Exact reproduction of the data is required, with images excluded.

Data rows

★ ★ ★ ★

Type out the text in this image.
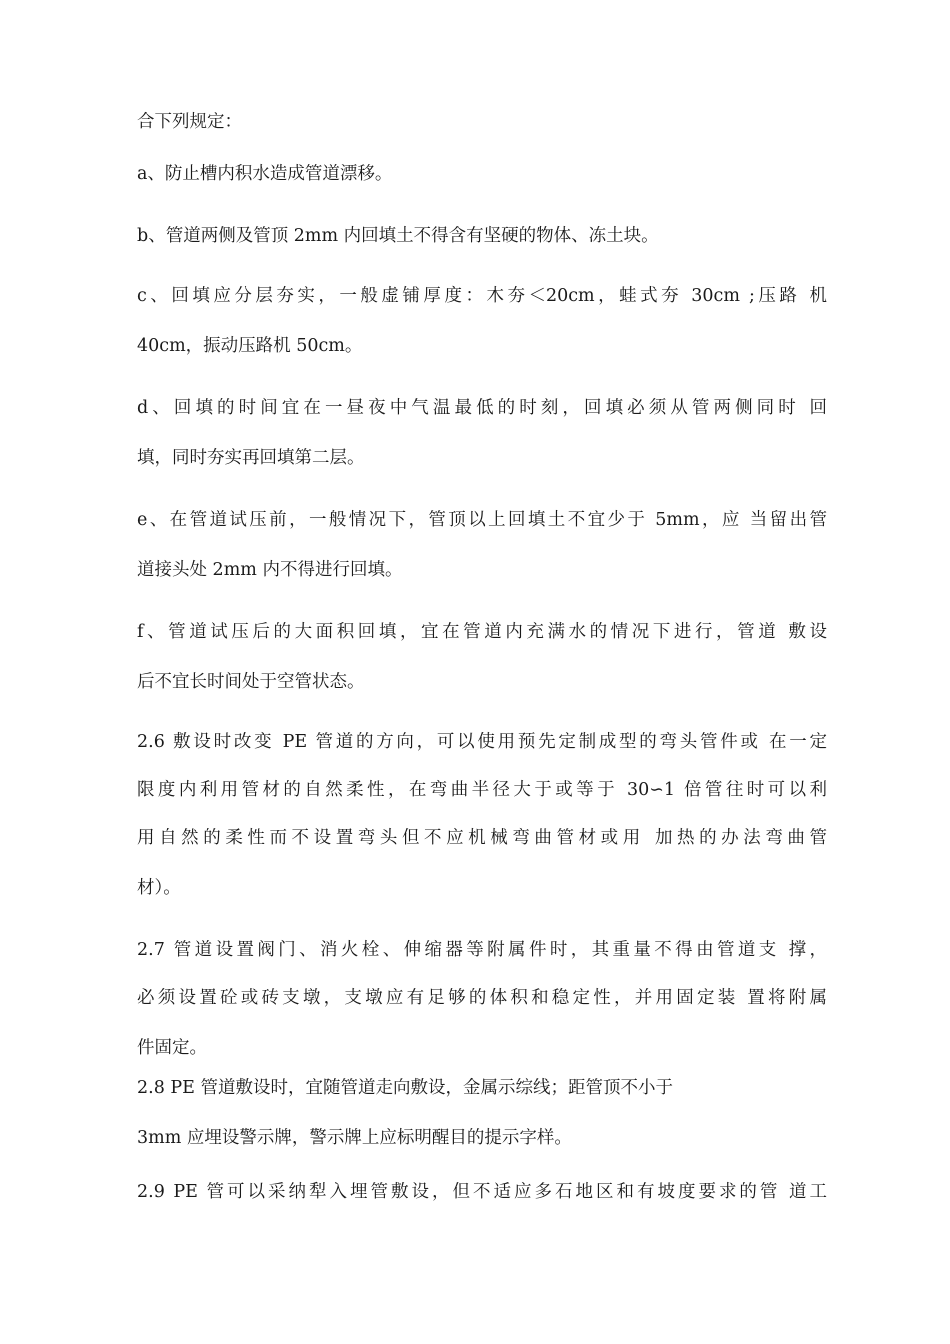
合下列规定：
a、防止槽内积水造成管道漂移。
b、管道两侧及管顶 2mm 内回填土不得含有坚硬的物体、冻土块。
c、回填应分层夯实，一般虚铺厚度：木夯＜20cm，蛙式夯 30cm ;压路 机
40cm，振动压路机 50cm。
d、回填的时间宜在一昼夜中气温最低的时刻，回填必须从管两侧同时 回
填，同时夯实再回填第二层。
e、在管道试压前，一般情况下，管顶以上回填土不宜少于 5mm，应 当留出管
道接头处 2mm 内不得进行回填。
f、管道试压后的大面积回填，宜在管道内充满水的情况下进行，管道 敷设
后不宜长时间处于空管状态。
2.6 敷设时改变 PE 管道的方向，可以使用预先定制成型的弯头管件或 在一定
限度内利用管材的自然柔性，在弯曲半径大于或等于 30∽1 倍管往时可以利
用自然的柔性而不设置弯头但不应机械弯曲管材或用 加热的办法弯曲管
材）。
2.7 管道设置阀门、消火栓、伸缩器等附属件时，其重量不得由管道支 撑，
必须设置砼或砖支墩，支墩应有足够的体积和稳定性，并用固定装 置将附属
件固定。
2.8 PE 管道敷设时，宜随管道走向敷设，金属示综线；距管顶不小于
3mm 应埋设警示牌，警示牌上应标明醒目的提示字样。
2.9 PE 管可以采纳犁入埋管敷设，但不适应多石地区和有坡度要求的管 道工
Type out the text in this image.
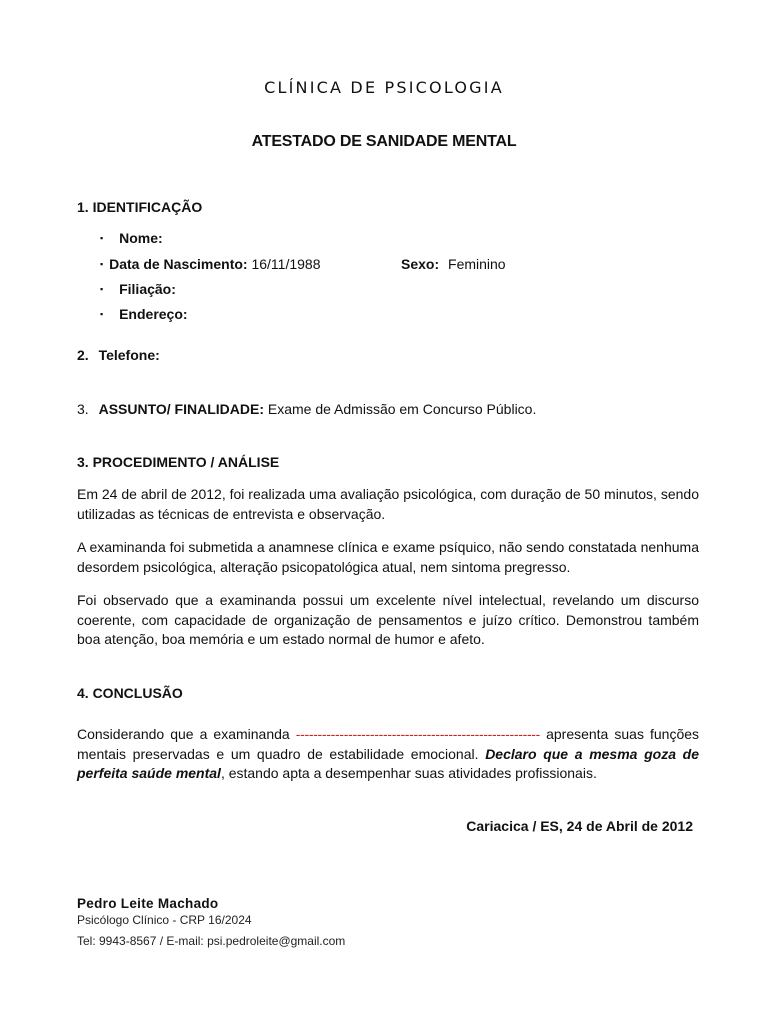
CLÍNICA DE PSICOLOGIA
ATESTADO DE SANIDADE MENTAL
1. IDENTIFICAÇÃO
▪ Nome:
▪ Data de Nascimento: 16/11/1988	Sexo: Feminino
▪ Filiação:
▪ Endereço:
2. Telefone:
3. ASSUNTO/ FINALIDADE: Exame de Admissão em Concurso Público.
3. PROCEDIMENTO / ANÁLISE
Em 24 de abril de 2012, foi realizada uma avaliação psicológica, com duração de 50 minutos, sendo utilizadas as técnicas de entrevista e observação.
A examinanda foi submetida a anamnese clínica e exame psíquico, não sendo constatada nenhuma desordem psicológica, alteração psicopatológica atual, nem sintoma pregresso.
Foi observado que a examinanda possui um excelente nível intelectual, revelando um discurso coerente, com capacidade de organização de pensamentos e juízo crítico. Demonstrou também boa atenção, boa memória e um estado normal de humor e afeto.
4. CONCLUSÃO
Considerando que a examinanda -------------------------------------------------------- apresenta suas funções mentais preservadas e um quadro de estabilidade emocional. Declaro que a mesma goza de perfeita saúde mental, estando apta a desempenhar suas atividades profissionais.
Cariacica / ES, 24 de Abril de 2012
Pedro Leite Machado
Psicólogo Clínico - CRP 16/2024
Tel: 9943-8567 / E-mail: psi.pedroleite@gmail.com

★ ★ ★ ★

Answer for the task
Type out the text in this image.
合下列规定：
a、防止槽内积水造成管道漂移。
b、管道两侧及管顶 2mm 内回填土不得含有坚硬的物体、冻土块。
c、回填应分层夯实，一般虚铺厚度：木夯＜20cm，蛙式夯 30cm ;压路 机
40cm，振动压路机 50cm。
d、回填的时间宜在一昼夜中气温最低的时刻，回填必须从管两侧同时 回
填，同时夯实再回填第二层。
e、在管道试压前，一般情况下，管顶以上回填土不宜少于 5mm，应 当留出管
道接头处 2mm 内不得进行回填。
f、管道试压后的大面积回填，宜在管道内充满水的情况下进行，管道 敷设
后不宜长时间处于空管状态。
2.6 敷设时改变 PE 管道的方向，可以使用预先定制成型的弯头管件或 在一定
限度内利用管材的自然柔性，在弯曲半径大于或等于 30∽1 倍管往时可以利
用自然的柔性而不设置弯头但不应机械弯曲管材或用 加热的办法弯曲管
材）。
2.7 管道设置阀门、消火栓、伸缩器等附属件时，其重量不得由管道支 撑，
必须设置砼或砖支墩，支墩应有足够的体积和稳定性，并用固定装 置将附属
件固定。
2.8 PE 管道敷设时，宜随管道走向敷设，金属示综线；距管顶不小于
3mm 应埋设警示牌，警示牌上应标明醒目的提示字样。
2.9 PE 管可以采纳犁入埋管敷设，但不适应多石地区和有坡度要求的管 道工
Type out the text in this image.
CLÍNICA DE PSICOLOGIA
ATESTADO DE SANIDADE MENTAL
1. IDENTIFICAÇÃO
▪ Nome:
▪ Data de Nascimento: 16/11/1988	Sexo: Feminino
▪ Filiação:
▪ Endereço:
2. Telefone:
3. ASSUNTO/ FINALIDADE: Exame de Admissão em Concurso Público.
3. PROCEDIMENTO / ANÁLISE
Em 24 de abril de 2012, foi realizada uma avaliação psicológica, com duração de 50 minutos, sendo utilizadas as técnicas de entrevista e observação.
A examinanda foi submetida a anamnese clínica e exame psíquico, não sendo constatada nenhuma desordem psicológica, alteração psicopatológica atual, nem sintoma pregresso.
Foi observado que a examinanda possui um excelente nível intelectual, revelando um discurso coerente, com capacidade de organização de pensamentos e juízo crítico. Demonstrou também boa atenção, boa memória e um estado normal de humor e afeto.
4. CONCLUSÃO
Considerando que a examinanda -------------------------------------------------------- apresenta suas funções mentais preservadas e um quadro de estabilidade emocional. Declaro que a mesma goza de perfeita saúde mental, estando apta a desempenhar suas atividades profissionais.
Cariacica / ES, 24 de Abril de 2012
Pedro Leite Machado
Psicólogo Clínico - CRP 16/2024
Tel: 9943-8567 / E-mail: psi.pedroleite@gmail.com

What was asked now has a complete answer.